§ **WORK TO BE COMPLETED**
Omit every picture and write out the rest of the records exactly.

§ **Collected data entries**
*-*-*

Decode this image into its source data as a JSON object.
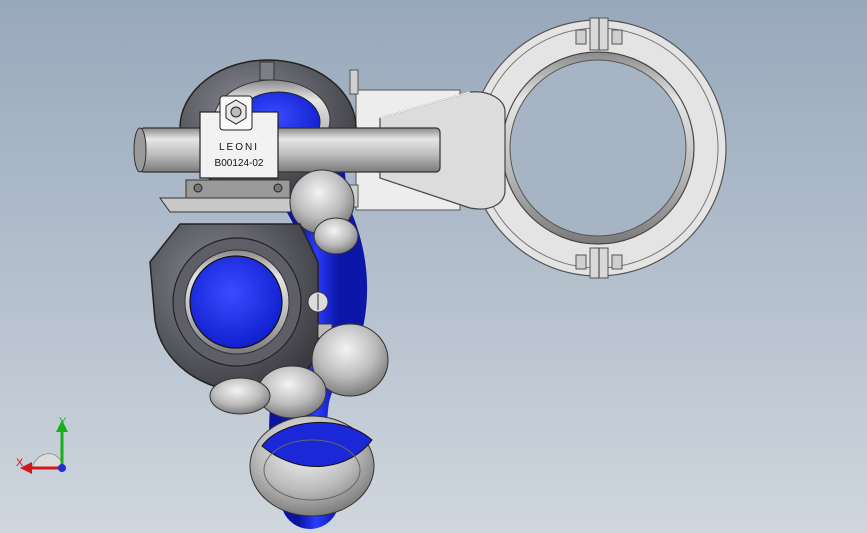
{
  "viewport": {
    "background_top": "#98a8bb",
    "background_bottom": "#cfd6de"
  },
  "model": {
    "hose_color": "#1f2fe0",
    "metal_color": "#cfcfcf",
    "housing_color": "#58585e",
    "clamp_label": {
      "brand": "LEONI",
      "part_number": "B00124-02"
    }
  },
  "triad": {
    "x_label": "X",
    "y_label": "Y",
    "x_color": "#d01818",
    "y_color": "#18b018",
    "z_color": "#2030d0"
  }
}
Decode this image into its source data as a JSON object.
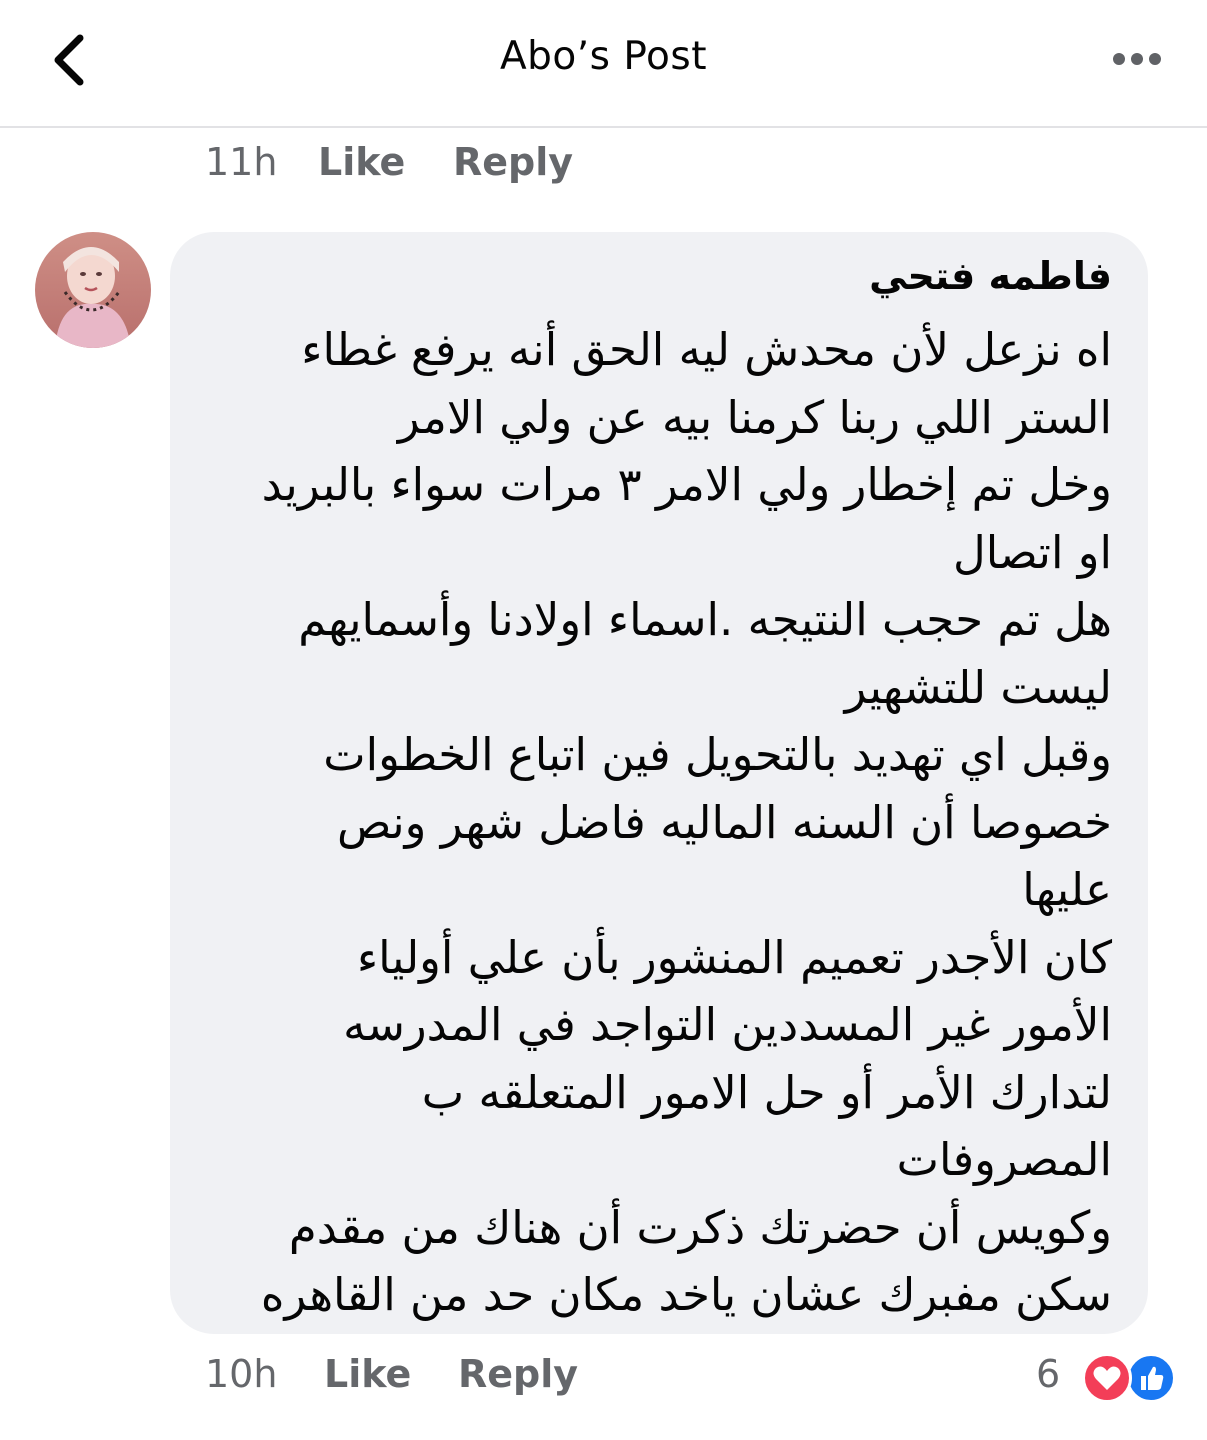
{
  "header": {
    "title": "Abo’s Post",
    "back_icon": "chevron-left-icon",
    "more_icon": "more-horizontal-icon"
  },
  "previous_comment": {
    "time": "11h",
    "like_label": "Like",
    "reply_label": "Reply"
  },
  "comment": {
    "author": "فاطمه  فتحي",
    "lines": [
      "اه نزعل لأن محدش ليه الحق أنه يرفع غطاء",
      "الستر اللي ربنا كرمنا بيه عن ولي الامر",
      "وخل تم إخطار ولي الامر ٣ مرات سواء بالبريد",
      "او اتصال",
      "هل تم حجب النتيجه .اسماء اولادنا وأسمايهم",
      "ليست للتشهير",
      "وقبل اي تهديد بالتحويل فين اتباع الخطوات",
      "خصوصا أن السنه الماليه فاضل شهر ونص",
      "عليها",
      "كان الأجدر تعميم المنشور بأن علي أولياء",
      "الأمور غير المسددين التواجد في المدرسه",
      "لتدارك الأمر أو حل الامور المتعلقه ب",
      "المصروفات",
      "وكويس أن حضرتك ذكرت أن هناك من مقدم",
      "سكن مفبرك عشان ياخد مكان حد من القاهره"
    ],
    "time": "10h",
    "like_label": "Like",
    "reply_label": "Reply",
    "reaction_count": "6",
    "reaction_icons": [
      "love-reaction-icon",
      "like-reaction-icon"
    ],
    "colors": {
      "love": "#f33e58",
      "like": "#1877f2"
    }
  }
}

*-*-*

§ **CORRECT ANSWER**
Decode this image into its source data as a JSON object.
{
  "viewport": {
    "background_top": "#98a8bb",
    "background_bottom": "#cfd6de"
  },
  "model": {
    "hose_color": "#1f2fe0",
    "metal_color": "#cfcfcf",
    "housing_color": "#58585e",
    "clamp_label": {
      "brand": "LEONI",
      "part_number": "B00124-02"
    }
  },
  "triad": {
    "x_label": "X",
    "y_label": "Y",
    "x_color": "#d01818",
    "y_color": "#18b018",
    "z_color": "#2030d0"
  }
}
Decode this image into its source data as a JSON object.
{
  "header": {
    "title": "Abo’s Post",
    "back_icon": "chevron-left-icon",
    "more_icon": "more-horizontal-icon"
  },
  "previous_comment": {
    "time": "11h",
    "like_label": "Like",
    "reply_label": "Reply"
  },
  "comment": {
    "author": "فاطمه  فتحي",
    "lines": [
      "اه نزعل لأن محدش ليه الحق أنه يرفع غطاء",
      "الستر اللي ربنا كرمنا بيه عن ولي الامر",
      "وخل تم إخطار ولي الامر ٣ مرات سواء بالبريد",
      "او اتصال",
      "هل تم حجب النتيجه .اسماء اولادنا وأسمايهم",
      "ليست للتشهير",
      "وقبل اي تهديد بالتحويل فين اتباع الخطوات",
      "خصوصا أن السنه الماليه فاضل شهر ونص",
      "عليها",
      "كان الأجدر تعميم المنشور بأن علي أولياء",
      "الأمور غير المسددين التواجد في المدرسه",
      "لتدارك الأمر أو حل الامور المتعلقه ب",
      "المصروفات",
      "وكويس أن حضرتك ذكرت أن هناك من مقدم",
      "سكن مفبرك عشان ياخد مكان حد من القاهره"
    ],
    "time": "10h",
    "like_label": "Like",
    "reply_label": "Reply",
    "reaction_count": "6",
    "reaction_icons": [
      "love-reaction-icon",
      "like-reaction-icon"
    ],
    "colors": {
      "love": "#f33e58",
      "like": "#1877f2"
    }
  }
}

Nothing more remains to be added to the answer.